--- BEGIN Provided data ---

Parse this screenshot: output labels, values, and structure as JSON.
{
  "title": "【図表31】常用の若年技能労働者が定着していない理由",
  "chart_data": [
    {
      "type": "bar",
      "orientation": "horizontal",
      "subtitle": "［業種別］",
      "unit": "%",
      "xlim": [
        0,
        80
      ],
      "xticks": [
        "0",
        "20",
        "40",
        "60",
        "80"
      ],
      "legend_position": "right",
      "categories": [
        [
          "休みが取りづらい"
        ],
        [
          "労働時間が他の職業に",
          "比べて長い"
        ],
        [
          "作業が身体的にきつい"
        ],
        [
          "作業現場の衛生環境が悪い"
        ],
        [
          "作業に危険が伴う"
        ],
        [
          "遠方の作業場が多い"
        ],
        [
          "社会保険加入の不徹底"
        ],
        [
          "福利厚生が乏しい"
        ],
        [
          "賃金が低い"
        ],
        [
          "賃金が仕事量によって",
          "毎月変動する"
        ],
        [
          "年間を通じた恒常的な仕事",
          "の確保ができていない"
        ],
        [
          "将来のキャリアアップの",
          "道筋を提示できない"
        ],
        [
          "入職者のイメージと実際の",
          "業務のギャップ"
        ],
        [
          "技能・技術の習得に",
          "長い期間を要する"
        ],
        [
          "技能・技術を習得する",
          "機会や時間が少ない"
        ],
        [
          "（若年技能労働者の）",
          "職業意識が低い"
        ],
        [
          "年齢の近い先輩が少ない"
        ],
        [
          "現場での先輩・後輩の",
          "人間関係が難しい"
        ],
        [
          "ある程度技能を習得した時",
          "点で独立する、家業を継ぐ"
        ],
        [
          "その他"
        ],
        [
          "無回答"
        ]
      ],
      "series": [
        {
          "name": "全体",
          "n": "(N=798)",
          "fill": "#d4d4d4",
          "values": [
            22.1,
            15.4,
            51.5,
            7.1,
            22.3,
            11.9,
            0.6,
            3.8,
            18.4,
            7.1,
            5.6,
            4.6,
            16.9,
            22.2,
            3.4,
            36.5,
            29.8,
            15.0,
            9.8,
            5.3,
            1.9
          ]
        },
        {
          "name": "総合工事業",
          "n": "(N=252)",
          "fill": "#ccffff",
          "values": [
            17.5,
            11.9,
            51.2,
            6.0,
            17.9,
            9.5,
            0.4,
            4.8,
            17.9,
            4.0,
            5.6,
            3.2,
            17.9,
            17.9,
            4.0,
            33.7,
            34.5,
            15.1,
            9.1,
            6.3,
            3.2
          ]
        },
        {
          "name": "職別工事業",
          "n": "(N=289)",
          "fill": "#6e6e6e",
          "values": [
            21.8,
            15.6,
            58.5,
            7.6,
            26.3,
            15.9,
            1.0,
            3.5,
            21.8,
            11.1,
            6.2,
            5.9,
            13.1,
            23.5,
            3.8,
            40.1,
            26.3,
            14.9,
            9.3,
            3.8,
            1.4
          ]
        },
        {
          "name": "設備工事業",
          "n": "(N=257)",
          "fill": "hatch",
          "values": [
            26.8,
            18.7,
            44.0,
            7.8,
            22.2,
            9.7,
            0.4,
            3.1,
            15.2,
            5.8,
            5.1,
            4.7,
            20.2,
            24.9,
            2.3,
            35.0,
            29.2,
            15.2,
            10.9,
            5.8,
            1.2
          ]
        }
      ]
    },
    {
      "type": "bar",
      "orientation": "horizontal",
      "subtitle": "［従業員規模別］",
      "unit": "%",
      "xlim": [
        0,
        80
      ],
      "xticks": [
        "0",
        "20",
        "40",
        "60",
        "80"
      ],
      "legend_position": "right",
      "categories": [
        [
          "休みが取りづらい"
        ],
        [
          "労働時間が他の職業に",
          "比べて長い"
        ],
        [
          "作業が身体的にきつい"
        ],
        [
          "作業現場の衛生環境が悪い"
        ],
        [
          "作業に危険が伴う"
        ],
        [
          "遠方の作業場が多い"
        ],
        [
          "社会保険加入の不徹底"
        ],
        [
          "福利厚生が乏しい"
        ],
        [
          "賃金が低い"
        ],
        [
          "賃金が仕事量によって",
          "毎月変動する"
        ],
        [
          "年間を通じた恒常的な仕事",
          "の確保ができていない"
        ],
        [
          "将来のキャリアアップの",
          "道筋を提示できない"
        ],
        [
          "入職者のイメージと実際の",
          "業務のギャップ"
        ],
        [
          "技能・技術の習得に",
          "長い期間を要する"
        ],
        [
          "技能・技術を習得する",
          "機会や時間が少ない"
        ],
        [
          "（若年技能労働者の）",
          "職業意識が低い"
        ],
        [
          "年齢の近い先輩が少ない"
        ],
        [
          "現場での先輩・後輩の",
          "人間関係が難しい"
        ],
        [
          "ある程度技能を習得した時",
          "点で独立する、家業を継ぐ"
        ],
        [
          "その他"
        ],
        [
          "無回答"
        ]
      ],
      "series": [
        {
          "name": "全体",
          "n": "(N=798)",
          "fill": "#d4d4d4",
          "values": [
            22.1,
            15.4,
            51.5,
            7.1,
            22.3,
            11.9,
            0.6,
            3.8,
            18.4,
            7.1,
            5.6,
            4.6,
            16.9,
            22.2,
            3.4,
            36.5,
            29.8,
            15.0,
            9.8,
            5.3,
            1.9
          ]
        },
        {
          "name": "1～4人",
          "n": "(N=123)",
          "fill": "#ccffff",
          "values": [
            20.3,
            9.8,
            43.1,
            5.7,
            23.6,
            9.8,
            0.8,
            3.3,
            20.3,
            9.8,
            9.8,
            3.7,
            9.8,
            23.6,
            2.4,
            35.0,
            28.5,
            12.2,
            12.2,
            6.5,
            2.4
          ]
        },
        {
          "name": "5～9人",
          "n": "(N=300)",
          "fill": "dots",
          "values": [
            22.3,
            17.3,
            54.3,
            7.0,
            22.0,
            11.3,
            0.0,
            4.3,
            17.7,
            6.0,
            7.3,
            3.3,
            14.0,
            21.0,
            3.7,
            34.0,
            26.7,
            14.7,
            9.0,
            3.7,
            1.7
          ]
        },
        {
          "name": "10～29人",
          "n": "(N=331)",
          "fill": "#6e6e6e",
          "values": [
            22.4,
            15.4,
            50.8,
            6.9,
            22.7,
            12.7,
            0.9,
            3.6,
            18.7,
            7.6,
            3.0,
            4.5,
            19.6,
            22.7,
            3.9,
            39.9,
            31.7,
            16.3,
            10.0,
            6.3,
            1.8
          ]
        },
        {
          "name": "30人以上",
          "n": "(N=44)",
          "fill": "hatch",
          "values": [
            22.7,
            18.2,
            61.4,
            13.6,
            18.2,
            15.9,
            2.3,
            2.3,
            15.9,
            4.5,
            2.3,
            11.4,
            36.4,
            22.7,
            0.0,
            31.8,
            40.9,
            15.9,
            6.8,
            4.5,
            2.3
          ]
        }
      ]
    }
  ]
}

--- END Provided data ---

§ **What you will do**: Extract the full listing and reproduce each line exactly.

§ **Full solution**:
Parse this screenshot: output labels, values, and structure as JSON.
{
  "title": "【図表31】常用の若年技能労働者が定着していない理由",
  "chart_data": [
    {
      "type": "bar",
      "orientation": "horizontal",
      "subtitle": "［業種別］",
      "unit": "%",
      "xlim": [
        0,
        80
      ],
      "xticks": [
        "0",
        "20",
        "40",
        "60",
        "80"
      ],
      "legend_position": "right",
      "categories": [
        [
          "休みが取りづらい"
        ],
        [
          "労働時間が他の職業に",
          "比べて長い"
        ],
        [
          "作業が身体的にきつい"
        ],
        [
          "作業現場の衛生環境が悪い"
        ],
        [
          "作業に危険が伴う"
        ],
        [
          "遠方の作業場が多い"
        ],
        [
          "社会保険加入の不徹底"
        ],
        [
          "福利厚生が乏しい"
        ],
        [
          "賃金が低い"
        ],
        [
          "賃金が仕事量によって",
          "毎月変動する"
        ],
        [
          "年間を通じた恒常的な仕事",
          "の確保ができていない"
        ],
        [
          "将来のキャリアアップの",
          "道筋を提示できない"
        ],
        [
          "入職者のイメージと実際の",
          "業務のギャップ"
        ],
        [
          "技能・技術の習得に",
          "長い期間を要する"
        ],
        [
          "技能・技術を習得する",
          "機会や時間が少ない"
        ],
        [
          "（若年技能労働者の）",
          "職業意識が低い"
        ],
        [
          "年齢の近い先輩が少ない"
        ],
        [
          "現場での先輩・後輩の",
          "人間関係が難しい"
        ],
        [
          "ある程度技能を習得した時",
          "点で独立する、家業を継ぐ"
        ],
        [
          "その他"
        ],
        [
          "無回答"
        ]
      ],
      "series": [
        {
          "name": "全体",
          "n": "(N=798)",
          "fill": "#d4d4d4",
          "values": [
            22.1,
            15.4,
            51.5,
            7.1,
            22.3,
            11.9,
            0.6,
            3.8,
            18.4,
            7.1,
            5.6,
            4.6,
            16.9,
            22.2,
            3.4,
            36.5,
            29.8,
            15.0,
            9.8,
            5.3,
            1.9
          ]
        },
        {
          "name": "総合工事業",
          "n": "(N=252)",
          "fill": "#ccffff",
          "values": [
            17.5,
            11.9,
            51.2,
            6.0,
            17.9,
            9.5,
            0.4,
            4.8,
            17.9,
            4.0,
            5.6,
            3.2,
            17.9,
            17.9,
            4.0,
            33.7,
            34.5,
            15.1,
            9.1,
            6.3,
            3.2
          ]
        },
        {
          "name": "職別工事業",
          "n": "(N=289)",
          "fill": "#6e6e6e",
          "values": [
            21.8,
            15.6,
            58.5,
            7.6,
            26.3,
            15.9,
            1.0,
            3.5,
            21.8,
            11.1,
            6.2,
            5.9,
            13.1,
            23.5,
            3.8,
            40.1,
            26.3,
            14.9,
            9.3,
            3.8,
            1.4
          ]
        },
        {
          "name": "設備工事業",
          "n": "(N=257)",
          "fill": "hatch",
          "values": [
            26.8,
            18.7,
            44.0,
            7.8,
            22.2,
            9.7,
            0.4,
            3.1,
            15.2,
            5.8,
            5.1,
            4.7,
            20.2,
            24.9,
            2.3,
            35.0,
            29.2,
            15.2,
            10.9,
            5.8,
            1.2
          ]
        }
      ]
    },
    {
      "type": "bar",
      "orientation": "horizontal",
      "subtitle": "［従業員規模別］",
      "unit": "%",
      "xlim": [
        0,
        80
      ],
      "xticks": [
        "0",
        "20",
        "40",
        "60",
        "80"
      ],
      "legend_position": "right",
      "categories": [
        [
          "休みが取りづらい"
        ],
        [
          "労働時間が他の職業に",
          "比べて長い"
        ],
        [
          "作業が身体的にきつい"
        ],
        [
          "作業現場の衛生環境が悪い"
        ],
        [
          "作業に危険が伴う"
        ],
        [
          "遠方の作業場が多い"
        ],
        [
          "社会保険加入の不徹底"
        ],
        [
          "福利厚生が乏しい"
        ],
        [
          "賃金が低い"
        ],
        [
          "賃金が仕事量によって",
          "毎月変動する"
        ],
        [
          "年間を通じた恒常的な仕事",
          "の確保ができていない"
        ],
        [
          "将来のキャリアアップの",
          "道筋を提示できない"
        ],
        [
          "入職者のイメージと実際の",
          "業務のギャップ"
        ],
        [
          "技能・技術の習得に",
          "長い期間を要する"
        ],
        [
          "技能・技術を習得する",
          "機会や時間が少ない"
        ],
        [
          "（若年技能労働者の）",
          "職業意識が低い"
        ],
        [
          "年齢の近い先輩が少ない"
        ],
        [
          "現場での先輩・後輩の",
          "人間関係が難しい"
        ],
        [
          "ある程度技能を習得した時",
          "点で独立する、家業を継ぐ"
        ],
        [
          "その他"
        ],
        [
          "無回答"
        ]
      ],
      "series": [
        {
          "name": "全体",
          "n": "(N=798)",
          "fill": "#d4d4d4",
          "values": [
            22.1,
            15.4,
            51.5,
            7.1,
            22.3,
            11.9,
            0.6,
            3.8,
            18.4,
            7.1,
            5.6,
            4.6,
            16.9,
            22.2,
            3.4,
            36.5,
            29.8,
            15.0,
            9.8,
            5.3,
            1.9
          ]
        },
        {
          "name": "1～4人",
          "n": "(N=123)",
          "fill": "#ccffff",
          "values": [
            20.3,
            9.8,
            43.1,
            5.7,
            23.6,
            9.8,
            0.8,
            3.3,
            20.3,
            9.8,
            9.8,
            3.7,
            9.8,
            23.6,
            2.4,
            35.0,
            28.5,
            12.2,
            12.2,
            6.5,
            2.4
          ]
        },
        {
          "name": "5～9人",
          "n": "(N=300)",
          "fill": "dots",
          "values": [
            22.3,
            17.3,
            54.3,
            7.0,
            22.0,
            11.3,
            0.0,
            4.3,
            17.7,
            6.0,
            7.3,
            3.3,
            14.0,
            21.0,
            3.7,
            34.0,
            26.7,
            14.7,
            9.0,
            3.7,
            1.7
          ]
        },
        {
          "name": "10～29人",
          "n": "(N=331)",
          "fill": "#6e6e6e",
          "values": [
            22.4,
            15.4,
            50.8,
            6.9,
            22.7,
            12.7,
            0.9,
            3.6,
            18.7,
            7.6,
            3.0,
            4.5,
            19.6,
            22.7,
            3.9,
            39.9,
            31.7,
            16.3,
            10.0,
            6.3,
            1.8
          ]
        },
        {
          "name": "30人以上",
          "n": "(N=44)",
          "fill": "hatch",
          "values": [
            22.7,
            18.2,
            61.4,
            13.6,
            18.2,
            15.9,
            2.3,
            2.3,
            15.9,
            4.5,
            2.3,
            11.4,
            36.4,
            22.7,
            0.0,
            31.8,
            40.9,
            15.9,
            6.8,
            4.5,
            2.3
          ]
        }
      ]
    }
  ]
}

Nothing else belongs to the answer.